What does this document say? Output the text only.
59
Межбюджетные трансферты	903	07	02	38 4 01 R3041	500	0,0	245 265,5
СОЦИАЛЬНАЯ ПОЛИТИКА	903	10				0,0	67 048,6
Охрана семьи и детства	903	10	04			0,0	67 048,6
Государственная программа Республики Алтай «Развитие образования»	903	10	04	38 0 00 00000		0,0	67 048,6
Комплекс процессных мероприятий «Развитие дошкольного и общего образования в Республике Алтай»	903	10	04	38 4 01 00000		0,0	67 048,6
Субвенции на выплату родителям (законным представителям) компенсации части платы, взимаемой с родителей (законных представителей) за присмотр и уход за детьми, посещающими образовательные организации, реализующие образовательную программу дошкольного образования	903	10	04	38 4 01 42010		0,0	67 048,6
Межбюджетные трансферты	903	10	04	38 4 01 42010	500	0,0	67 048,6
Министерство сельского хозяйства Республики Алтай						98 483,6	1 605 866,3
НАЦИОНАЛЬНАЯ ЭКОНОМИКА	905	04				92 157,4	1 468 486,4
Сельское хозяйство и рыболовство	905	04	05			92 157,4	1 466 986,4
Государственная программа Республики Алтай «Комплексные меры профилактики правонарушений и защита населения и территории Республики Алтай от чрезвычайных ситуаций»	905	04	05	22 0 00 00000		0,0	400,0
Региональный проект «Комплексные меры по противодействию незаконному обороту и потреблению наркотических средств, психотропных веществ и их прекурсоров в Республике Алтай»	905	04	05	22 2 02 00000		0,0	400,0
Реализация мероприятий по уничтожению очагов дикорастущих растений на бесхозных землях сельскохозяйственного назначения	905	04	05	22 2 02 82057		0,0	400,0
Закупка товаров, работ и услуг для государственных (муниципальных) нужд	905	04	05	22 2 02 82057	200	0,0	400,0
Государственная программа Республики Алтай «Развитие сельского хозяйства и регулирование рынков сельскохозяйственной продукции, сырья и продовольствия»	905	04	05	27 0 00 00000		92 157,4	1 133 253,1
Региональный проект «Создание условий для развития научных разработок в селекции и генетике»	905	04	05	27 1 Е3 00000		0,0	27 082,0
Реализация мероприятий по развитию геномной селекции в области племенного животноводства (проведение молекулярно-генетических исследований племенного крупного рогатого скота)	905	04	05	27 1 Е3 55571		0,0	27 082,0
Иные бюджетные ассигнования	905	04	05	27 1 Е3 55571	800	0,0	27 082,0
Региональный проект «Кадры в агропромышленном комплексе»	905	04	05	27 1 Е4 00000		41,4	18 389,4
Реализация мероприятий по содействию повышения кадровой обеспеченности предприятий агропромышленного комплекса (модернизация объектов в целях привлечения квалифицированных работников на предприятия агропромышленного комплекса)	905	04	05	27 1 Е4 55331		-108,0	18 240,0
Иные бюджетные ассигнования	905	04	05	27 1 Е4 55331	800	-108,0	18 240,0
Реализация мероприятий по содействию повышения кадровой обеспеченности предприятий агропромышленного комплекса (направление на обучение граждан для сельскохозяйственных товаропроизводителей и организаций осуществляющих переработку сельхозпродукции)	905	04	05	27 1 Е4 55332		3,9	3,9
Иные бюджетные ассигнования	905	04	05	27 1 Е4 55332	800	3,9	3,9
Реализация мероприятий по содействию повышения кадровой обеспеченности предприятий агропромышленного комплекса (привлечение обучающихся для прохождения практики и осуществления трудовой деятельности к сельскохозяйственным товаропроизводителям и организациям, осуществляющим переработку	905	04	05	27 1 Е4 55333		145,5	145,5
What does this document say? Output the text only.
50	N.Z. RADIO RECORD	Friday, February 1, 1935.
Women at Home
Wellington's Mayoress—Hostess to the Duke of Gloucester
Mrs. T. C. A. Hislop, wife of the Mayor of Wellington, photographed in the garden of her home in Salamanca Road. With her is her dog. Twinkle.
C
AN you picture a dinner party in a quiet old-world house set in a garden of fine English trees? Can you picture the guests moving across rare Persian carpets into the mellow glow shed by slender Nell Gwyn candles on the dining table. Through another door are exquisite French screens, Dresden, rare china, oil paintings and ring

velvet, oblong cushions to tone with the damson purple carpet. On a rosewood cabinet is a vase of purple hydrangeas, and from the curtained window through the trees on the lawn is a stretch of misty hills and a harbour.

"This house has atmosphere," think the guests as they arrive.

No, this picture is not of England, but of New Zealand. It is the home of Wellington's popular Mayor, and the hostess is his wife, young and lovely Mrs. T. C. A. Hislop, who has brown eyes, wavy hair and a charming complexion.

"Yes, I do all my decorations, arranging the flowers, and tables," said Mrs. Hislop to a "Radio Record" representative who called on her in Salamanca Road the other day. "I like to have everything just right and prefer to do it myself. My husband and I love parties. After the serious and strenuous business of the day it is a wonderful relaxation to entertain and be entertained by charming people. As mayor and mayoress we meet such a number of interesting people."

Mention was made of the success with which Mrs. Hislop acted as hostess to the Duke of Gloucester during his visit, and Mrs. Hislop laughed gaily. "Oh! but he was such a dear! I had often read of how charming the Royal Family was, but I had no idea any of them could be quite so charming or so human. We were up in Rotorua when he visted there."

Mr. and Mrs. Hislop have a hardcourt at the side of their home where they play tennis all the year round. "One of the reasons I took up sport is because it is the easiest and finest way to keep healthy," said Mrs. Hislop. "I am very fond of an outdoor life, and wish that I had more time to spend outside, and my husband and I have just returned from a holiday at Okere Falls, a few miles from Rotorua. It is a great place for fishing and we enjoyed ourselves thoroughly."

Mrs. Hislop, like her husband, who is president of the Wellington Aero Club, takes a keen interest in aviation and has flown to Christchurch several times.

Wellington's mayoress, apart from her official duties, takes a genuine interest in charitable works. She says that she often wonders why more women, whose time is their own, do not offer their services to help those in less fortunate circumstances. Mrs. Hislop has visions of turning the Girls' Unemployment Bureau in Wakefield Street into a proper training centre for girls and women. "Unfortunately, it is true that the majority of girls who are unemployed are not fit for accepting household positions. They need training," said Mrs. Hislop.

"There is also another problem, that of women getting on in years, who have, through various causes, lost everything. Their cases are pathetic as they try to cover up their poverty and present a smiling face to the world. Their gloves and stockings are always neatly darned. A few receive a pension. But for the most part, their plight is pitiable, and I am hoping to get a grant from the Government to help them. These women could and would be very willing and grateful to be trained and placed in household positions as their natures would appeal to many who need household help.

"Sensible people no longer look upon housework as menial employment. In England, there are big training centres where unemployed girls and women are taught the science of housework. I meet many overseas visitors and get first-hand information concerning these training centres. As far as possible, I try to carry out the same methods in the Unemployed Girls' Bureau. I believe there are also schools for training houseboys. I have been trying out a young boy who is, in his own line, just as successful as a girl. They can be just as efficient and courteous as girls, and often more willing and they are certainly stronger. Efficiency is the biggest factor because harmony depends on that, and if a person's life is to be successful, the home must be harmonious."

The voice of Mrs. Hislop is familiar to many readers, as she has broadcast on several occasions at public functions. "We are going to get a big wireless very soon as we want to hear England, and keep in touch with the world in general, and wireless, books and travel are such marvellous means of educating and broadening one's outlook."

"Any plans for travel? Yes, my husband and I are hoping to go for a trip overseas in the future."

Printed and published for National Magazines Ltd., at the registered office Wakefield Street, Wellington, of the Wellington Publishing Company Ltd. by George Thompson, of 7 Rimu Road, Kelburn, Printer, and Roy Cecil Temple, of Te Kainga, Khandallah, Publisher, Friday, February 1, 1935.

GIVEN REQUEST —
Return all of the entries exactly as written.

FINAL RESULT —
What does this document say? Output the text only.
59
Межбюджетные трансферты	903	07	02	38 4 01 R3041	500	0,0	245 265,5
СОЦИАЛЬНАЯ ПОЛИТИКА	903	10				0,0	67 048,6
Охрана семьи и детства	903	10	04			0,0	67 048,6
Государственная программа Республики Алтай «Развитие образования»	903	10	04	38 0 00 00000		0,0	67 048,6
Комплекс процессных мероприятий «Развитие дошкольного и общего образования в Республике Алтай»	903	10	04	38 4 01 00000		0,0	67 048,6
Субвенции на выплату родителям (законным представителям) компенсации части платы, взимаемой с родителей (законных представителей) за присмотр и уход за детьми, посещающими образовательные организации, реализующие образовательную программу дошкольного образования	903	10	04	38 4 01 42010		0,0	67 048,6
Межбюджетные трансферты	903	10	04	38 4 01 42010	500	0,0	67 048,6
Министерство сельского хозяйства Республики Алтай						98 483,6	1 605 866,3
НАЦИОНАЛЬНАЯ ЭКОНОМИКА	905	04				92 157,4	1 468 486,4
Сельское хозяйство и рыболовство	905	04	05			92 157,4	1 466 986,4
Государственная программа Республики Алтай «Комплексные меры профилактики правонарушений и защита населения и территории Республики Алтай от чрезвычайных ситуаций»	905	04	05	22 0 00 00000		0,0	400,0
Региональный проект «Комплексные меры по противодействию незаконному обороту и потреблению наркотических средств, психотропных веществ и их прекурсоров в Республике Алтай»	905	04	05	22 2 02 00000		0,0	400,0
Реализация мероприятий по уничтожению очагов дикорастущих растений на бесхозных землях сельскохозяйственного назначения	905	04	05	22 2 02 82057		0,0	400,0
Закупка товаров, работ и услуг для государственных (муниципальных) нужд	905	04	05	22 2 02 82057	200	0,0	400,0
Государственная программа Республики Алтай «Развитие сельского хозяйства и регулирование рынков сельскохозяйственной продукции, сырья и продовольствия»	905	04	05	27 0 00 00000		92 157,4	1 133 253,1
Региональный проект «Создание условий для развития научных разработок в селекции и генетике»	905	04	05	27 1 Е3 00000		0,0	27 082,0
Реализация мероприятий по развитию геномной селекции в области племенного животноводства (проведение молекулярно-генетических исследований племенного крупного рогатого скота)	905	04	05	27 1 Е3 55571		0,0	27 082,0
Иные бюджетные ассигнования	905	04	05	27 1 Е3 55571	800	0,0	27 082,0
Региональный проект «Кадры в агропромышленном комплексе»	905	04	05	27 1 Е4 00000		41,4	18 389,4
Реализация мероприятий по содействию повышения кадровой обеспеченности предприятий агропромышленного комплекса (модернизация объектов в целях привлечения квалифицированных работников на предприятия агропромышленного комплекса)	905	04	05	27 1 Е4 55331		-108,0	18 240,0
Иные бюджетные ассигнования	905	04	05	27 1 Е4 55331	800	-108,0	18 240,0
Реализация мероприятий по содействию повышения кадровой обеспеченности предприятий агропромышленного комплекса (направление на обучение граждан для сельскохозяйственных товаропроизводителей и организаций осуществляющих переработку сельхозпродукции)	905	04	05	27 1 Е4 55332		3,9	3,9
Иные бюджетные ассигнования	905	04	05	27 1 Е4 55332	800	3,9	3,9
Реализация мероприятий по содействию повышения кадровой обеспеченности предприятий агропромышленного комплекса (привлечение обучающихся для прохождения практики и осуществления трудовой деятельности к сельскохозяйственным товаропроизводителям и организациям, осуществляющим переработку	905	04	05	27 1 Е4 55333		145,5	145,5
What does this document say? Output the text only.
50	N.Z. RADIO RECORD	Friday, February 1, 1935.
Women at Home
Wellington's Mayoress—Hostess to the Duke of Gloucester
Mrs. T. C. A. Hislop, wife of the Mayor of Wellington, photographed in the garden of her home in Salamanca Road. With her is her dog. Twinkle.
C
AN you picture a dinner party in a quiet old-world house set in a garden of fine English trees? Can you picture the guests moving across rare Persian carpets into the mellow glow shed by slender Nell Gwyn candles on the dining table. Through another door are exquisite French screens, Dresden, rare china, oil paintings and ring

velvet, oblong cushions to tone with the damson purple carpet. On a rosewood cabinet is a vase of purple hydrangeas, and from the curtained window through the trees on the lawn is a stretch of misty hills and a harbour.

"This house has atmosphere," think the guests as they arrive.

No, this picture is not of England, but of New Zealand. It is the home of Wellington's popular Mayor, and the hostess is his wife, young and lovely Mrs. T. C. A. Hislop, who has brown eyes, wavy hair and a charming complexion.

"Yes, I do all my decorations, arranging the flowers, and tables," said Mrs. Hislop to a "Radio Record" representative who called on her in Salamanca Road the other day. "I like to have everything just right and prefer to do it myself. My husband and I love parties. After the serious and strenuous business of the day it is a wonderful relaxation to entertain and be entertained by charming people. As mayor and mayoress we meet such a number of interesting people."

Mention was made of the success with which Mrs. Hislop acted as hostess to the Duke of Gloucester during his visit, and Mrs. Hislop laughed gaily. "Oh! but he was such a dear! I had often read of how charming the Royal Family was, but I had no idea any of them could be quite so charming or so human. We were up in Rotorua when he visted there."

Mr. and Mrs. Hislop have a hardcourt at the side of their home where they play tennis all the year round. "One of the reasons I took up sport is because it is the easiest and finest way to keep healthy," said Mrs. Hislop. "I am very fond of an outdoor life, and wish that I had more time to spend outside, and my husband and I have just returned from a holiday at Okere Falls, a few miles from Rotorua. It is a great place for fishing and we enjoyed ourselves thoroughly."

Mrs. Hislop, like her husband, who is president of the Wellington Aero Club, takes a keen interest in aviation and has flown to Christchurch several times.

Wellington's mayoress, apart from her official duties, takes a genuine interest in charitable works. She says that she often wonders why more women, whose time is their own, do not offer their services to help those in less fortunate circumstances. Mrs. Hislop has visions of turning the Girls' Unemployment Bureau in Wakefield Street into a proper training centre for girls and women. "Unfortunately, it is true that the majority of girls who are unemployed are not fit for accepting household positions. They need training," said Mrs. Hislop.

"There is also another problem, that of women getting on in years, who have, through various causes, lost everything. Their cases are pathetic as they try to cover up their poverty and present a smiling face to the world. Their gloves and stockings are always neatly darned. A few receive a pension. But for the most part, their plight is pitiable, and I am hoping to get a grant from the Government to help them. These women could and would be very willing and grateful to be trained and placed in household positions as their natures would appeal to many who need household help.

"Sensible people no longer look upon housework as menial employment. In England, there are big training centres where unemployed girls and women are taught the science of housework. I meet many overseas visitors and get first-hand information concerning these training centres. As far as possible, I try to carry out the same methods in the Unemployed Girls' Bureau. I believe there are also schools for training houseboys. I have been trying out a young boy who is, in his own line, just as successful as a girl. They can be just as efficient and courteous as girls, and often more willing and they are certainly stronger. Efficiency is the biggest factor because harmony depends on that, and if a person's life is to be successful, the home must be harmonious."

The voice of Mrs. Hislop is familiar to many readers, as she has broadcast on several occasions at public functions. "We are going to get a big wireless very soon as we want to hear England, and keep in touch with the world in general, and wireless, books and travel are such marvellous means of educating and broadening one's outlook."

"Any plans for travel? Yes, my husband and I are hoping to go for a trip overseas in the future."

Printed and published for National Magazines Ltd., at the registered office Wakefield Street, Wellington, of the Wellington Publishing Company Ltd. by George Thompson, of 7 Rimu Road, Kelburn, Printer, and Roy Cecil Temple, of Te Kainga, Khandallah, Publisher, Friday, February 1, 1935.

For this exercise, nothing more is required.